Task instructions:
Filter the entries that follow, copying every line in which the word "Foster" appears.

Information given:
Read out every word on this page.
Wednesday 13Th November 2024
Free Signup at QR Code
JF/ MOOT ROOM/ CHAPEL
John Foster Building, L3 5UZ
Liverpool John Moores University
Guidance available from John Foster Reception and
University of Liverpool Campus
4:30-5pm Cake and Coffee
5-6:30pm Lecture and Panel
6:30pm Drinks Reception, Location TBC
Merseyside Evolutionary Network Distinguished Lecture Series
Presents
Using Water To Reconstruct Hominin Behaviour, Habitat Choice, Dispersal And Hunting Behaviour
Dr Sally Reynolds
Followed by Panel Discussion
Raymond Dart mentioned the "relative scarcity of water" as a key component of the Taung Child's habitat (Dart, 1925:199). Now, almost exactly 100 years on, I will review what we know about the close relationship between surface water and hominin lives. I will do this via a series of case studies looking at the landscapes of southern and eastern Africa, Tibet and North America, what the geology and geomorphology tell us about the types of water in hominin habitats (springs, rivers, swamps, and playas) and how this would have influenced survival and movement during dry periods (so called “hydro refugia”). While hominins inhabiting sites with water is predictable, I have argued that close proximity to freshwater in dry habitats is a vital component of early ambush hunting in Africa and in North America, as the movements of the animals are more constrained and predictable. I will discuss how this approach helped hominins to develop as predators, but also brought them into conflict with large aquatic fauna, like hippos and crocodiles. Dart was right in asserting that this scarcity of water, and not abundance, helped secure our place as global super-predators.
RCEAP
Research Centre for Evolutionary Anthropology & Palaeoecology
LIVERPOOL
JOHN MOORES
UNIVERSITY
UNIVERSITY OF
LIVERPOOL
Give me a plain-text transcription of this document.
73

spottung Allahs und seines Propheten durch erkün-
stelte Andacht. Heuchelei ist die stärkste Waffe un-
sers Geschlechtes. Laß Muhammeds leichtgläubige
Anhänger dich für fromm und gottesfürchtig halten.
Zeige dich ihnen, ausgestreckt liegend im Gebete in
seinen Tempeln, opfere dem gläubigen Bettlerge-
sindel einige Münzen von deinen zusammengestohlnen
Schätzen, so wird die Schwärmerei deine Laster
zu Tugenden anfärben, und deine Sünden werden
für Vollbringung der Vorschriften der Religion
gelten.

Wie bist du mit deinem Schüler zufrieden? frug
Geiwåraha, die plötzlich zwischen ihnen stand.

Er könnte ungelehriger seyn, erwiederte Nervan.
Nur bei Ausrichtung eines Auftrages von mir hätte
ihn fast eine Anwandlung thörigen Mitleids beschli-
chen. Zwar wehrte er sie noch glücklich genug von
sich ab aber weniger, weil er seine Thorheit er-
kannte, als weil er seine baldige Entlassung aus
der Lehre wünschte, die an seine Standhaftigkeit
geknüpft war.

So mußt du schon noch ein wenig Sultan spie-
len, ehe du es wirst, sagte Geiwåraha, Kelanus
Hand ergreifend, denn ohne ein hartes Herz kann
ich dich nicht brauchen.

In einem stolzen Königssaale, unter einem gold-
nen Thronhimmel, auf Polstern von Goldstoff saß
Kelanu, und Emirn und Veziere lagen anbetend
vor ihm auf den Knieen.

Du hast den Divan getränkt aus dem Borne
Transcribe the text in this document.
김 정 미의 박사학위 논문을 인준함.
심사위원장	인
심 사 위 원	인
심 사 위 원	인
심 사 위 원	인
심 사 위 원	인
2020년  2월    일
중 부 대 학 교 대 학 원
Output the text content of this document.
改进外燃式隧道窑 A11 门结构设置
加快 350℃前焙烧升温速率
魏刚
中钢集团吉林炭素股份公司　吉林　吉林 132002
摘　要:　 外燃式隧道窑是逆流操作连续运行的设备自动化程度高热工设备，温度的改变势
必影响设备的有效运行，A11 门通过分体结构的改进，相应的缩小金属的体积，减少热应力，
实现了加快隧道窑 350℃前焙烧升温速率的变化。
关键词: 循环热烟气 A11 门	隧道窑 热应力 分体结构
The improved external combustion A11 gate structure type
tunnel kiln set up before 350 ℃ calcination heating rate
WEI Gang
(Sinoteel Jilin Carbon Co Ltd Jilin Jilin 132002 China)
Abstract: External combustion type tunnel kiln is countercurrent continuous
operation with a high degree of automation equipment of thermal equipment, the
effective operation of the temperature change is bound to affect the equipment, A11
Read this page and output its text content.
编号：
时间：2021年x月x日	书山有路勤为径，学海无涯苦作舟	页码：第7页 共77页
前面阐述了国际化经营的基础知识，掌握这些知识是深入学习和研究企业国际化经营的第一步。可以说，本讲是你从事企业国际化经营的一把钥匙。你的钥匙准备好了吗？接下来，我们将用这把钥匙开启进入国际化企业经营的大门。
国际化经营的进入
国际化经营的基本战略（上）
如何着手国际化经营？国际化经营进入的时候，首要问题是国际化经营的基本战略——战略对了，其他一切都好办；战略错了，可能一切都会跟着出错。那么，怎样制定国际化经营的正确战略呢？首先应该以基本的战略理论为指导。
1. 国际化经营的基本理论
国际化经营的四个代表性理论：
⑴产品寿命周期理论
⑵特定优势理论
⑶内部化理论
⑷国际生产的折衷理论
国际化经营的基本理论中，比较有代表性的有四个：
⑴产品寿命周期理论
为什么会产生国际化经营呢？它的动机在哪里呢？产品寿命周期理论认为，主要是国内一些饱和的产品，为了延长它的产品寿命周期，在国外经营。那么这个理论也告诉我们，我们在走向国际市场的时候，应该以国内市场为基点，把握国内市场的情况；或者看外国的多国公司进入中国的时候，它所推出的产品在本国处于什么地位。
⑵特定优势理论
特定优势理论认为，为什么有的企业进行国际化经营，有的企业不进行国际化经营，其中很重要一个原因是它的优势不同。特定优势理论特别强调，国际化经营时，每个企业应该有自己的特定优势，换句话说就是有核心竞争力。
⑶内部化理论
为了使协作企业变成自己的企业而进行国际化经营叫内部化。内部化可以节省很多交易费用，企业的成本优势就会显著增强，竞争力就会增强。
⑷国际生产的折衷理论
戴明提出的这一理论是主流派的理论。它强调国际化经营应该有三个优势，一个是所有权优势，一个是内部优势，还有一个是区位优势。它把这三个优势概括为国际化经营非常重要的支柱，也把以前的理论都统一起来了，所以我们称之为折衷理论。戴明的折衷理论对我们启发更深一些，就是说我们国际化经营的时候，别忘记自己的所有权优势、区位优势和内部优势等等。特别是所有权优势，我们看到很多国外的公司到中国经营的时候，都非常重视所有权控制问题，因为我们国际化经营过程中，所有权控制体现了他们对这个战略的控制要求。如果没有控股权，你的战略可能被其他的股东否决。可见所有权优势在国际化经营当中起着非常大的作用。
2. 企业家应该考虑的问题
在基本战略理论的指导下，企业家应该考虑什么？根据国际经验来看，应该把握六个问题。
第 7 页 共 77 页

Complete output:
John Foster Building, L3 5UZ
Guidance available from John Foster Reception and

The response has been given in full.